**What you are asked to do:** Report every line in the listing below where the string "Richtung" shows up.

**Listed records:**
[Start]

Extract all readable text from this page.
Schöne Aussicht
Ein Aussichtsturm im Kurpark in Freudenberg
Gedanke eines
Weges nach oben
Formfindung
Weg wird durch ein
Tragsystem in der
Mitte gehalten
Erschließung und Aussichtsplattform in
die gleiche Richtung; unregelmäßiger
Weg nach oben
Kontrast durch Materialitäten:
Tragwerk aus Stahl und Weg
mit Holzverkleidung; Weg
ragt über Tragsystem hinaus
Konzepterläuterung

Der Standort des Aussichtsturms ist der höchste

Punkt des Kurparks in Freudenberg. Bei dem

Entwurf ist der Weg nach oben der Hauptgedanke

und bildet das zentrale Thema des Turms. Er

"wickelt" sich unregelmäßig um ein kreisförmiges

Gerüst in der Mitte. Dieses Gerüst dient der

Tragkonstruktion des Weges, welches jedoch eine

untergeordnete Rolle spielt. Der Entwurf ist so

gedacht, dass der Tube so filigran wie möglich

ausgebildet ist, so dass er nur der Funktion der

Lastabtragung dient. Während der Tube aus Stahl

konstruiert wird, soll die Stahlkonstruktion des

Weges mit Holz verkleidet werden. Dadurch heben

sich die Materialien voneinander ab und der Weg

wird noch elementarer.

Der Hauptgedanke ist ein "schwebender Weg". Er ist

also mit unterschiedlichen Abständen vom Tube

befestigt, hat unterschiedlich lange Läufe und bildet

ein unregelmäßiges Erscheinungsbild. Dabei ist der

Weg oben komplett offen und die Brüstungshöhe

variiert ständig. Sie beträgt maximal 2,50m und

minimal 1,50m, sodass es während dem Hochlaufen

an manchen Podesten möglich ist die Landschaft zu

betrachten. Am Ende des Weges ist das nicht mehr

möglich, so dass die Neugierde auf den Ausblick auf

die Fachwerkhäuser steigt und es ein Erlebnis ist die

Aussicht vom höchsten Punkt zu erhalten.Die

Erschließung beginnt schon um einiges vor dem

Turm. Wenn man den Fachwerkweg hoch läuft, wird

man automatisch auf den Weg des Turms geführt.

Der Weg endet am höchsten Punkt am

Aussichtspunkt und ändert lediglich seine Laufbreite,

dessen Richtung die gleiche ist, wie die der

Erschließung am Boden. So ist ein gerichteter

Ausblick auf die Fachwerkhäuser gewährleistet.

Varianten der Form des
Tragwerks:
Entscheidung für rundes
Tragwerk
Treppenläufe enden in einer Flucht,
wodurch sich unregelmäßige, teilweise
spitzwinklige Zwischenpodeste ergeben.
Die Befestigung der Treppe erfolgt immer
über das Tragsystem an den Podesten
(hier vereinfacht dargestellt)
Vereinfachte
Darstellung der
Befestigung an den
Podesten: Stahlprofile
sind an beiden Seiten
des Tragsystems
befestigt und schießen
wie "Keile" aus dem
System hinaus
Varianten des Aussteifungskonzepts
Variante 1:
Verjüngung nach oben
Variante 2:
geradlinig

[End]
[Start]

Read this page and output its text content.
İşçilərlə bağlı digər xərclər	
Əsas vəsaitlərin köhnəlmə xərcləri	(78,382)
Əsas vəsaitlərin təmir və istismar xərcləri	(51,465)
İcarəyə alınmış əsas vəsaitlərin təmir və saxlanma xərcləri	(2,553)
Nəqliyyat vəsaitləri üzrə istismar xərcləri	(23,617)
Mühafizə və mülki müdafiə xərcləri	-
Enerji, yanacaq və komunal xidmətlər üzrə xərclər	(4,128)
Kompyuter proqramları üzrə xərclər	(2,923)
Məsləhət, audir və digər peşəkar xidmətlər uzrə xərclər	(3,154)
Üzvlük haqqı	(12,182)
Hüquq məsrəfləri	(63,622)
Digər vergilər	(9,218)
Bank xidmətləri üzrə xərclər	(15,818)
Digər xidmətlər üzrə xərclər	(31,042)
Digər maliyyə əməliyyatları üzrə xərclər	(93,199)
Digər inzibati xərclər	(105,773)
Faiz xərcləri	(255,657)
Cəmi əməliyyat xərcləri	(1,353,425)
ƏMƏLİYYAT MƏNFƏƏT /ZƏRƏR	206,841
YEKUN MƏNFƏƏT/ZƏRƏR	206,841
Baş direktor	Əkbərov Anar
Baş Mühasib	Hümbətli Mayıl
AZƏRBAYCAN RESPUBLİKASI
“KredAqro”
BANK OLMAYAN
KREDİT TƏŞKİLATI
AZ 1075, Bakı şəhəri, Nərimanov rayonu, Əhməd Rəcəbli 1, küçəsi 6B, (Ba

[End]
[Start]

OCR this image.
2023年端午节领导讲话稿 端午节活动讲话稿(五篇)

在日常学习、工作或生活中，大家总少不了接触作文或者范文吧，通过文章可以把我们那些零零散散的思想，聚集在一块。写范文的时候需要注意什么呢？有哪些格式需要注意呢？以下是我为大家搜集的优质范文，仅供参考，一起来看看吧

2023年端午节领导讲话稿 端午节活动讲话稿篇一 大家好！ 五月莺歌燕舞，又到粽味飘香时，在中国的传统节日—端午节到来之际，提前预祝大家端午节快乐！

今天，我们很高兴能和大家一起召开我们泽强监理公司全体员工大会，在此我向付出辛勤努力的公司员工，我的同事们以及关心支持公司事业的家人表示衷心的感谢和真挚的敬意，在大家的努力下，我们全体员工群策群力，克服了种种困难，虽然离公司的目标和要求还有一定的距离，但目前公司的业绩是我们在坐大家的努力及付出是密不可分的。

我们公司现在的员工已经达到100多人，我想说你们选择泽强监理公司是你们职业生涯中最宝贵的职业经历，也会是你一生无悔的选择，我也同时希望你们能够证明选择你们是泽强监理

[End]

**Result:**
die gleiche Richtung; unregelmäßiger
dessen Richtung die gleiche ist, wie die der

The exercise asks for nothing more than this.